## Instructions for the task
Quote every entry word for word.

## Supplied records
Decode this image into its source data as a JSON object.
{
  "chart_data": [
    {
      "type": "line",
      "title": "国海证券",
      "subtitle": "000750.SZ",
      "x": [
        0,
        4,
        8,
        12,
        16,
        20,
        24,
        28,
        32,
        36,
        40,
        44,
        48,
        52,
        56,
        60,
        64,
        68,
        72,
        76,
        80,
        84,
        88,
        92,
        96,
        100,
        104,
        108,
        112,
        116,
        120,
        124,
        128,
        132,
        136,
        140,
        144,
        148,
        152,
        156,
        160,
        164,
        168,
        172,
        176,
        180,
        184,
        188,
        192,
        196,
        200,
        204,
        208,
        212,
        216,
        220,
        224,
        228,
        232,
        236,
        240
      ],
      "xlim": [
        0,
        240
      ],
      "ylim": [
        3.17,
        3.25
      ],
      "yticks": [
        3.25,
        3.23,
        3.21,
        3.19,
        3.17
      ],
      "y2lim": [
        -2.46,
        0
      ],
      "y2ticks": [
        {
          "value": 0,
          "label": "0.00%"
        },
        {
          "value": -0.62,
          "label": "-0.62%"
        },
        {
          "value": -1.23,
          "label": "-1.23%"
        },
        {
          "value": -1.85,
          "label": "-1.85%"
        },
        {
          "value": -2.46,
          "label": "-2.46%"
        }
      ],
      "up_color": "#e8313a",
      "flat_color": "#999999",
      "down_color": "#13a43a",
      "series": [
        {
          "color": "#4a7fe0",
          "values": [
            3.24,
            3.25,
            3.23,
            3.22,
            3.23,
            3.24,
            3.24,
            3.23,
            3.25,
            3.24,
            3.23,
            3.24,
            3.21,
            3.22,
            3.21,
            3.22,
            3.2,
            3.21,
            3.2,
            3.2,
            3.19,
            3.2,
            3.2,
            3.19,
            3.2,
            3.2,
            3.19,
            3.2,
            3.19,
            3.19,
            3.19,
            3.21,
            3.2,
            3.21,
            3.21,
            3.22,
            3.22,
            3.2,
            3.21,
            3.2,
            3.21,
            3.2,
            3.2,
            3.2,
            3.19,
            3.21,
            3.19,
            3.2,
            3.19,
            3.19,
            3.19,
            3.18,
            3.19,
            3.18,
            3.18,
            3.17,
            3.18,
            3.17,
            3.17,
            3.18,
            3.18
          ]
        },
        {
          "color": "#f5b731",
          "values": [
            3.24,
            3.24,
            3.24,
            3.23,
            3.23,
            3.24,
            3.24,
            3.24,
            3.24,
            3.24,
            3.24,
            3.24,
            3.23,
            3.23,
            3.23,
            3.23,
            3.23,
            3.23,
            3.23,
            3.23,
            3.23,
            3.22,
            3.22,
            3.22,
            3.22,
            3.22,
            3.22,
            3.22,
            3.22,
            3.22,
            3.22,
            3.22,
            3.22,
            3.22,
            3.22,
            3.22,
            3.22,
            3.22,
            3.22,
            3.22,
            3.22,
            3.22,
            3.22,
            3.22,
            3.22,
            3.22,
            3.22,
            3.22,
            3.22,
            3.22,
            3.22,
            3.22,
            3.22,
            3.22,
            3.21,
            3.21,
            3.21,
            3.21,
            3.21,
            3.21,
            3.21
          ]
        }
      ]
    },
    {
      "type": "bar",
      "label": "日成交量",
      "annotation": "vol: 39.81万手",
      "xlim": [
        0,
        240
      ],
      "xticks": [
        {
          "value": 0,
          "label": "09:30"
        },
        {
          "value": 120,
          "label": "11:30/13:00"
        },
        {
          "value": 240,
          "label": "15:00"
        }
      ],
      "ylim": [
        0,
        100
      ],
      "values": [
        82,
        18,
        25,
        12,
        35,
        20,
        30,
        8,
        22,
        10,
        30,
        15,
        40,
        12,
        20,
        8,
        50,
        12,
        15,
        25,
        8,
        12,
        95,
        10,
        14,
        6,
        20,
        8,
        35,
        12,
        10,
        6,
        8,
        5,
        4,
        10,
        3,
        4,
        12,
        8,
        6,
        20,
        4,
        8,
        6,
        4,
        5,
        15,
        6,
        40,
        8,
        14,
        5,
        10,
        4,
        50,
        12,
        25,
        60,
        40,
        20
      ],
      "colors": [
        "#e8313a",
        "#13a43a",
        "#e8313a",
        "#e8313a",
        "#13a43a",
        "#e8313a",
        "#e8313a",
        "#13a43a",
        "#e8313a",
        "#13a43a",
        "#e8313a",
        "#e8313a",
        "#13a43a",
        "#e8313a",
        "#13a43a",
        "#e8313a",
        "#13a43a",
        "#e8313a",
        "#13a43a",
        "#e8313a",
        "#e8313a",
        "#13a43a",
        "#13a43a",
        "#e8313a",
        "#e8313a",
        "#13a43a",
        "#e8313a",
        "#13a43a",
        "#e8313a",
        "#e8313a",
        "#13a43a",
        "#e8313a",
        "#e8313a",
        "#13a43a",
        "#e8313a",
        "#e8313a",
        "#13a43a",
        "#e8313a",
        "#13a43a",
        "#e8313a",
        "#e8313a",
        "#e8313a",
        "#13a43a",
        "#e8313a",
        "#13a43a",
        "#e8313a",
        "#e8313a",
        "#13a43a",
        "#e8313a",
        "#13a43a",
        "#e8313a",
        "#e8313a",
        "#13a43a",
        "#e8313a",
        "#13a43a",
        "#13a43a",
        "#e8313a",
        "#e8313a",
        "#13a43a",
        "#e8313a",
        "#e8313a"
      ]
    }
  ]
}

## Problem solution
Decode this image into its source data as a JSON object.
{
  "chart_data": [
    {
      "type": "line",
      "title": "国海证券",
      "subtitle": "000750.SZ",
      "x": [
        0,
        4,
        8,
        12,
        16,
        20,
        24,
        28,
        32,
        36,
        40,
        44,
        48,
        52,
        56,
        60,
        64,
        68,
        72,
        76,
        80,
        84,
        88,
        92,
        96,
        100,
        104,
        108,
        112,
        116,
        120,
        124,
        128,
        132,
        136,
        140,
        144,
        148,
        152,
        156,
        160,
        164,
        168,
        172,
        176,
        180,
        184,
        188,
        192,
        196,
        200,
        204,
        208,
        212,
        216,
        220,
        224,
        228,
        232,
        236,
        240
      ],
      "xlim": [
        0,
        240
      ],
      "ylim": [
        3.17,
        3.25
      ],
      "yticks": [
        3.25,
        3.23,
        3.21,
        3.19,
        3.17
      ],
      "y2lim": [
        -2.46,
        0
      ],
      "y2ticks": [
        {
          "value": 0,
          "label": "0.00%"
        },
        {
          "value": -0.62,
          "label": "-0.62%"
        },
        {
          "value": -1.23,
          "label": "-1.23%"
        },
        {
          "value": -1.85,
          "label": "-1.85%"
        },
        {
          "value": -2.46,
          "label": "-2.46%"
        }
      ],
      "up_color": "#e8313a",
      "flat_color": "#999999",
      "down_color": "#13a43a",
      "series": [
        {
          "color": "#4a7fe0",
          "values": [
            3.24,
            3.25,
            3.23,
            3.22,
            3.23,
            3.24,
            3.24,
            3.23,
            3.25,
            3.24,
            3.23,
            3.24,
            3.21,
            3.22,
            3.21,
            3.22,
            3.2,
            3.21,
            3.2,
            3.2,
            3.19,
            3.2,
            3.2,
            3.19,
            3.2,
            3.2,
            3.19,
            3.2,
            3.19,
            3.19,
            3.19,
            3.21,
            3.2,
            3.21,
            3.21,
            3.22,
            3.22,
            3.2,
            3.21,
            3.2,
            3.21,
            3.2,
            3.2,
            3.2,
            3.19,
            3.21,
            3.19,
            3.2,
            3.19,
            3.19,
            3.19,
            3.18,
            3.19,
            3.18,
            3.18,
            3.17,
            3.18,
            3.17,
            3.17,
            3.18,
            3.18
          ]
        },
        {
          "color": "#f5b731",
          "values": [
            3.24,
            3.24,
            3.24,
            3.23,
            3.23,
            3.24,
            3.24,
            3.24,
            3.24,
            3.24,
            3.24,
            3.24,
            3.23,
            3.23,
            3.23,
            3.23,
            3.23,
            3.23,
            3.23,
            3.23,
            3.23,
            3.22,
            3.22,
            3.22,
            3.22,
            3.22,
            3.22,
            3.22,
            3.22,
            3.22,
            3.22,
            3.22,
            3.22,
            3.22,
            3.22,
            3.22,
            3.22,
            3.22,
            3.22,
            3.22,
            3.22,
            3.22,
            3.22,
            3.22,
            3.22,
            3.22,
            3.22,
            3.22,
            3.22,
            3.22,
            3.22,
            3.22,
            3.22,
            3.22,
            3.21,
            3.21,
            3.21,
            3.21,
            3.21,
            3.21,
            3.21
          ]
        }
      ]
    },
    {
      "type": "bar",
      "label": "日成交量",
      "annotation": "vol: 39.81万手",
      "xlim": [
        0,
        240
      ],
      "xticks": [
        {
          "value": 0,
          "label": "09:30"
        },
        {
          "value": 120,
          "label": "11:30/13:00"
        },
        {
          "value": 240,
          "label": "15:00"
        }
      ],
      "ylim": [
        0,
        100
      ],
      "values": [
        82,
        18,
        25,
        12,
        35,
        20,
        30,
        8,
        22,
        10,
        30,
        15,
        40,
        12,
        20,
        8,
        50,
        12,
        15,
        25,
        8,
        12,
        95,
        10,
        14,
        6,
        20,
        8,
        35,
        12,
        10,
        6,
        8,
        5,
        4,
        10,
        3,
        4,
        12,
        8,
        6,
        20,
        4,
        8,
        6,
        4,
        5,
        15,
        6,
        40,
        8,
        14,
        5,
        10,
        4,
        50,
        12,
        25,
        60,
        40,
        20
      ],
      "colors": [
        "#e8313a",
        "#13a43a",
        "#e8313a",
        "#e8313a",
        "#13a43a",
        "#e8313a",
        "#e8313a",
        "#13a43a",
        "#e8313a",
        "#13a43a",
        "#e8313a",
        "#e8313a",
        "#13a43a",
        "#e8313a",
        "#13a43a",
        "#e8313a",
        "#13a43a",
        "#e8313a",
        "#13a43a",
        "#e8313a",
        "#e8313a",
        "#13a43a",
        "#13a43a",
        "#e8313a",
        "#e8313a",
        "#13a43a",
        "#e8313a",
        "#13a43a",
        "#e8313a",
        "#e8313a",
        "#13a43a",
        "#e8313a",
        "#e8313a",
        "#13a43a",
        "#e8313a",
        "#e8313a",
        "#13a43a",
        "#e8313a",
        "#13a43a",
        "#e8313a",
        "#e8313a",
        "#e8313a",
        "#13a43a",
        "#e8313a",
        "#13a43a",
        "#e8313a",
        "#e8313a",
        "#13a43a",
        "#e8313a",
        "#13a43a",
        "#e8313a",
        "#e8313a",
        "#13a43a",
        "#e8313a",
        "#13a43a",
        "#13a43a",
        "#e8313a",
        "#e8313a",
        "#13a43a",
        "#e8313a",
        "#e8313a"
      ]
    }
  ]
}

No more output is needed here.